Extracts from a graphics dataset:

..............................

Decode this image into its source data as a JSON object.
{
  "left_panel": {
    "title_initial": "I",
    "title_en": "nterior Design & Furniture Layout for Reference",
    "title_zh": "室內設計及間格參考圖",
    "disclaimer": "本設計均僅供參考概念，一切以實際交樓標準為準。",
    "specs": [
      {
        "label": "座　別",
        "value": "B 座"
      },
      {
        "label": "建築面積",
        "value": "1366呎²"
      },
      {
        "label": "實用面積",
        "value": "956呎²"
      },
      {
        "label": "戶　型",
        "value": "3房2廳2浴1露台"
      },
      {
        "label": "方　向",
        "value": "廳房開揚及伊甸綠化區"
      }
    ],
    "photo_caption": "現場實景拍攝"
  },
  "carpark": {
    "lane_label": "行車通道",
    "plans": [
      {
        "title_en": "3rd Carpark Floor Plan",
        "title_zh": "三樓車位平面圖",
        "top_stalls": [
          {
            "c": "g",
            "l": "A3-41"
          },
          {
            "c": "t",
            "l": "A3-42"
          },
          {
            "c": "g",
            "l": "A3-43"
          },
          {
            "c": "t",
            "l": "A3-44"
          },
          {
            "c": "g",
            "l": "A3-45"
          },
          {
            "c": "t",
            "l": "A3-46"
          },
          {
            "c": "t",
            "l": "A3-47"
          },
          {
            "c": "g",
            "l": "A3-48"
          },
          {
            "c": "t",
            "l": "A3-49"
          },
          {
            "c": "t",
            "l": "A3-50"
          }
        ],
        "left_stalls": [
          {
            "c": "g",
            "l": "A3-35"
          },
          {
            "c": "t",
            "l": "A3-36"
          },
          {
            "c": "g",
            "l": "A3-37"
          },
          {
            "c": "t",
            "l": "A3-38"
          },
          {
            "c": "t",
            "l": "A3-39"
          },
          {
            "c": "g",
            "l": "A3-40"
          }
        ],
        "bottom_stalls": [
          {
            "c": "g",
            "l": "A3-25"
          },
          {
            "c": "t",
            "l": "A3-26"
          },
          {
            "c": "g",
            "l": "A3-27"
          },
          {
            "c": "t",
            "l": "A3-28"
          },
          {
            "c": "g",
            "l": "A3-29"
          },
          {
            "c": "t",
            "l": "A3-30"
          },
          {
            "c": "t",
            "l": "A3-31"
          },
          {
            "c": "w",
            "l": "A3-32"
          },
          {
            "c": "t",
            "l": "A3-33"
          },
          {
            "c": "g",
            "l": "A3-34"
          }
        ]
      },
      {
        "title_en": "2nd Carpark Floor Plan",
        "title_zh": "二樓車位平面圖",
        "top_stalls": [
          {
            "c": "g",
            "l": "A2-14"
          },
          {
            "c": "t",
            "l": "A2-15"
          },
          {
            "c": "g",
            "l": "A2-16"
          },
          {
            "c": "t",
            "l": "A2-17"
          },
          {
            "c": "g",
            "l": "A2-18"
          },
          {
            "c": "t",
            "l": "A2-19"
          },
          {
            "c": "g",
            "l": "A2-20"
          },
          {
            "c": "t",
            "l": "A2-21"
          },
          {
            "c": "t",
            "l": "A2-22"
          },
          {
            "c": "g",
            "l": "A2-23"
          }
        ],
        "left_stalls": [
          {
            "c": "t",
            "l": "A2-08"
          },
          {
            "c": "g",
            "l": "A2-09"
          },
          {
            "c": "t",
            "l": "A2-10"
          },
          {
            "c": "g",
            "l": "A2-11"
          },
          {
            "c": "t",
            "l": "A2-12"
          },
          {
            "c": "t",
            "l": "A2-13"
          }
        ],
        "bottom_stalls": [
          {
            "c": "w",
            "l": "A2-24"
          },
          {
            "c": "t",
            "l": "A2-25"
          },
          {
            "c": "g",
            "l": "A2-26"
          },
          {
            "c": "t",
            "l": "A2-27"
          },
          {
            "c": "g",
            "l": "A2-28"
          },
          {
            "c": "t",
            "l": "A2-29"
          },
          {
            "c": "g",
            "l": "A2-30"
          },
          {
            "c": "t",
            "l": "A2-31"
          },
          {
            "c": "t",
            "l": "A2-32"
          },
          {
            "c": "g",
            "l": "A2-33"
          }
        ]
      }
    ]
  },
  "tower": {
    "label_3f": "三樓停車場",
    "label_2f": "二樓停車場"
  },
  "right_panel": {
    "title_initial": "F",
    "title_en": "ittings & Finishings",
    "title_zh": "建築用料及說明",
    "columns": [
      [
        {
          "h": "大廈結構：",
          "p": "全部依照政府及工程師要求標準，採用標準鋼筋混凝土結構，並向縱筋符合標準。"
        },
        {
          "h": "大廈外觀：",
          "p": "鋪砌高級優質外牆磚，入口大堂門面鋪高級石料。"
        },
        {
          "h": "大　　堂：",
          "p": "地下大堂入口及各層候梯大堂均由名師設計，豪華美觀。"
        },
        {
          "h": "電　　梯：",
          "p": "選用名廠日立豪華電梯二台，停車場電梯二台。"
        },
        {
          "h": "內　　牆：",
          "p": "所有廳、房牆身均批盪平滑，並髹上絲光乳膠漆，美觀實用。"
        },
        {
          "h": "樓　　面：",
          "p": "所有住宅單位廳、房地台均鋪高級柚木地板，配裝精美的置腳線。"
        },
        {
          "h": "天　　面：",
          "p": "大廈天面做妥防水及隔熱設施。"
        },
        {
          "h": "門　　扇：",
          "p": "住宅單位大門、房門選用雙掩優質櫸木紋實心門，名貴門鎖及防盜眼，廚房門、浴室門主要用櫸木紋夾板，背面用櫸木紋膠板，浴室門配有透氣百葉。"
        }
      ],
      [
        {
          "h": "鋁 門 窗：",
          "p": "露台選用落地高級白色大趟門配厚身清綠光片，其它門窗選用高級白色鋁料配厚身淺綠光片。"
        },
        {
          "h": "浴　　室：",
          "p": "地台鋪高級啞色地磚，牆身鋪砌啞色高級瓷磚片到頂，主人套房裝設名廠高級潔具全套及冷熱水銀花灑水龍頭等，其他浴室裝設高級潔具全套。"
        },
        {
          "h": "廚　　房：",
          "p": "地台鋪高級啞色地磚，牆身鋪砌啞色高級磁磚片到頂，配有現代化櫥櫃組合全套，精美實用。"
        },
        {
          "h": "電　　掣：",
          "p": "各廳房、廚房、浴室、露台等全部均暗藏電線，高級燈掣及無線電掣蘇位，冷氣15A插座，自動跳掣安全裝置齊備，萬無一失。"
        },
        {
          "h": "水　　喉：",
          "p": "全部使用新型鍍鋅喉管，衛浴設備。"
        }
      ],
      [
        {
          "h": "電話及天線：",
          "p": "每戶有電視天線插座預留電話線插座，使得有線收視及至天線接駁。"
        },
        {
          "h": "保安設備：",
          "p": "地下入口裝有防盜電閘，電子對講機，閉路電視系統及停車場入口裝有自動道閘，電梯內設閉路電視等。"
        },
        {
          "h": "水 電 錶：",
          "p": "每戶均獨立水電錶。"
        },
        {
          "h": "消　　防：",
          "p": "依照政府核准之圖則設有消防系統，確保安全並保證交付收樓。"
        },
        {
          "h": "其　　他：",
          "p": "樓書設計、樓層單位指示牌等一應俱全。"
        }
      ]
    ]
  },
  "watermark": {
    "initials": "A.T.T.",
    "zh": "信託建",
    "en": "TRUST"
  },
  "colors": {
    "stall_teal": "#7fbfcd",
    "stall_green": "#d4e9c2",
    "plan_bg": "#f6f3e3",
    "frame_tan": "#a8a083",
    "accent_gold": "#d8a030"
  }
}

..............................

*Task directions*
Output each entry precisely as given.

*The response*
Decode this image into its source data as a JSON object.
{
  "left_panel": {
    "title_initial": "I",
    "title_en": "nterior Design & Furniture Layout for Reference",
    "title_zh": "室內設計及間格參考圖",
    "disclaimer": "本設計均僅供參考概念，一切以實際交樓標準為準。",
    "specs": [
      {
        "label": "座　別",
        "value": "B 座"
      },
      {
        "label": "建築面積",
        "value": "1366呎²"
      },
      {
        "label": "實用面積",
        "value": "956呎²"
      },
      {
        "label": "戶　型",
        "value": "3房2廳2浴1露台"
      },
      {
        "label": "方　向",
        "value": "廳房開揚及伊甸綠化區"
      }
    ],
    "photo_caption": "現場實景拍攝"
  },
  "carpark": {
    "lane_label": "行車通道",
    "plans": [
      {
        "title_en": "3rd Carpark Floor Plan",
        "title_zh": "三樓車位平面圖",
        "top_stalls": [
          {
            "c": "g",
            "l": "A3-41"
          },
          {
            "c": "t",
            "l": "A3-42"
          },
          {
            "c": "g",
            "l": "A3-43"
          },
          {
            "c": "t",
            "l": "A3-44"
          },
          {
            "c": "g",
            "l": "A3-45"
          },
          {
            "c": "t",
            "l": "A3-46"
          },
          {
            "c": "t",
            "l": "A3-47"
          },
          {
            "c": "g",
            "l": "A3-48"
          },
          {
            "c": "t",
            "l": "A3-49"
          },
          {
            "c": "t",
            "l": "A3-50"
          }
        ],
        "left_stalls": [
          {
            "c": "g",
            "l": "A3-35"
          },
          {
            "c": "t",
            "l": "A3-36"
          },
          {
            "c": "g",
            "l": "A3-37"
          },
          {
            "c": "t",
            "l": "A3-38"
          },
          {
            "c": "t",
            "l": "A3-39"
          },
          {
            "c": "g",
            "l": "A3-40"
          }
        ],
        "bottom_stalls": [
          {
            "c": "g",
            "l": "A3-25"
          },
          {
            "c": "t",
            "l": "A3-26"
          },
          {
            "c": "g",
            "l": "A3-27"
          },
          {
            "c": "t",
            "l": "A3-28"
          },
          {
            "c": "g",
            "l": "A3-29"
          },
          {
            "c": "t",
            "l": "A3-30"
          },
          {
            "c": "t",
            "l": "A3-31"
          },
          {
            "c": "w",
            "l": "A3-32"
          },
          {
            "c": "t",
            "l": "A3-33"
          },
          {
            "c": "g",
            "l": "A3-34"
          }
        ]
      },
      {
        "title_en": "2nd Carpark Floor Plan",
        "title_zh": "二樓車位平面圖",
        "top_stalls": [
          {
            "c": "g",
            "l": "A2-14"
          },
          {
            "c": "t",
            "l": "A2-15"
          },
          {
            "c": "g",
            "l": "A2-16"
          },
          {
            "c": "t",
            "l": "A2-17"
          },
          {
            "c": "g",
            "l": "A2-18"
          },
          {
            "c": "t",
            "l": "A2-19"
          },
          {
            "c": "g",
            "l": "A2-20"
          },
          {
            "c": "t",
            "l": "A2-21"
          },
          {
            "c": "t",
            "l": "A2-22"
          },
          {
            "c": "g",
            "l": "A2-23"
          }
        ],
        "left_stalls": [
          {
            "c": "t",
            "l": "A2-08"
          },
          {
            "c": "g",
            "l": "A2-09"
          },
          {
            "c": "t",
            "l": "A2-10"
          },
          {
            "c": "g",
            "l": "A2-11"
          },
          {
            "c": "t",
            "l": "A2-12"
          },
          {
            "c": "t",
            "l": "A2-13"
          }
        ],
        "bottom_stalls": [
          {
            "c": "w",
            "l": "A2-24"
          },
          {
            "c": "t",
            "l": "A2-25"
          },
          {
            "c": "g",
            "l": "A2-26"
          },
          {
            "c": "t",
            "l": "A2-27"
          },
          {
            "c": "g",
            "l": "A2-28"
          },
          {
            "c": "t",
            "l": "A2-29"
          },
          {
            "c": "g",
            "l": "A2-30"
          },
          {
            "c": "t",
            "l": "A2-31"
          },
          {
            "c": "t",
            "l": "A2-32"
          },
          {
            "c": "g",
            "l": "A2-33"
          }
        ]
      }
    ]
  },
  "tower": {
    "label_3f": "三樓停車場",
    "label_2f": "二樓停車場"
  },
  "right_panel": {
    "title_initial": "F",
    "title_en": "ittings & Finishings",
    "title_zh": "建築用料及說明",
    "columns": [
      [
        {
          "h": "大廈結構：",
          "p": "全部依照政府及工程師要求標準，採用標準鋼筋混凝土結構，並向縱筋符合標準。"
        },
        {
          "h": "大廈外觀：",
          "p": "鋪砌高級優質外牆磚，入口大堂門面鋪高級石料。"
        },
        {
          "h": "大　　堂：",
          "p": "地下大堂入口及各層候梯大堂均由名師設計，豪華美觀。"
        },
        {
          "h": "電　　梯：",
          "p": "選用名廠日立豪華電梯二台，停車場電梯二台。"
        },
        {
          "h": "內　　牆：",
          "p": "所有廳、房牆身均批盪平滑，並髹上絲光乳膠漆，美觀實用。"
        },
        {
          "h": "樓　　面：",
          "p": "所有住宅單位廳、房地台均鋪高級柚木地板，配裝精美的置腳線。"
        },
        {
          "h": "天　　面：",
          "p": "大廈天面做妥防水及隔熱設施。"
        },
        {
          "h": "門　　扇：",
          "p": "住宅單位大門、房門選用雙掩優質櫸木紋實心門，名貴門鎖及防盜眼，廚房門、浴室門主要用櫸木紋夾板，背面用櫸木紋膠板，浴室門配有透氣百葉。"
        }
      ],
      [
        {
          "h": "鋁 門 窗：",
          "p": "露台選用落地高級白色大趟門配厚身清綠光片，其它門窗選用高級白色鋁料配厚身淺綠光片。"
        },
        {
          "h": "浴　　室：",
          "p": "地台鋪高級啞色地磚，牆身鋪砌啞色高級瓷磚片到頂，主人套房裝設名廠高級潔具全套及冷熱水銀花灑水龍頭等，其他浴室裝設高級潔具全套。"
        },
        {
          "h": "廚　　房：",
          "p": "地台鋪高級啞色地磚，牆身鋪砌啞色高級磁磚片到頂，配有現代化櫥櫃組合全套，精美實用。"
        },
        {
          "h": "電　　掣：",
          "p": "各廳房、廚房、浴室、露台等全部均暗藏電線，高級燈掣及無線電掣蘇位，冷氣15A插座，自動跳掣安全裝置齊備，萬無一失。"
        },
        {
          "h": "水　　喉：",
          "p": "全部使用新型鍍鋅喉管，衛浴設備。"
        }
      ],
      [
        {
          "h": "電話及天線：",
          "p": "每戶有電視天線插座預留電話線插座，使得有線收視及至天線接駁。"
        },
        {
          "h": "保安設備：",
          "p": "地下入口裝有防盜電閘，電子對講機，閉路電視系統及停車場入口裝有自動道閘，電梯內設閉路電視等。"
        },
        {
          "h": "水 電 錶：",
          "p": "每戶均獨立水電錶。"
        },
        {
          "h": "消　　防：",
          "p": "依照政府核准之圖則設有消防系統，確保安全並保證交付收樓。"
        },
        {
          "h": "其　　他：",
          "p": "樓書設計、樓層單位指示牌等一應俱全。"
        }
      ]
    ]
  },
  "watermark": {
    "initials": "A.T.T.",
    "zh": "信託建",
    "en": "TRUST"
  },
  "colors": {
    "stall_teal": "#7fbfcd",
    "stall_green": "#d4e9c2",
    "plan_bg": "#f6f3e3",
    "frame_tan": "#a8a083",
    "accent_gold": "#d8a030"
  }
}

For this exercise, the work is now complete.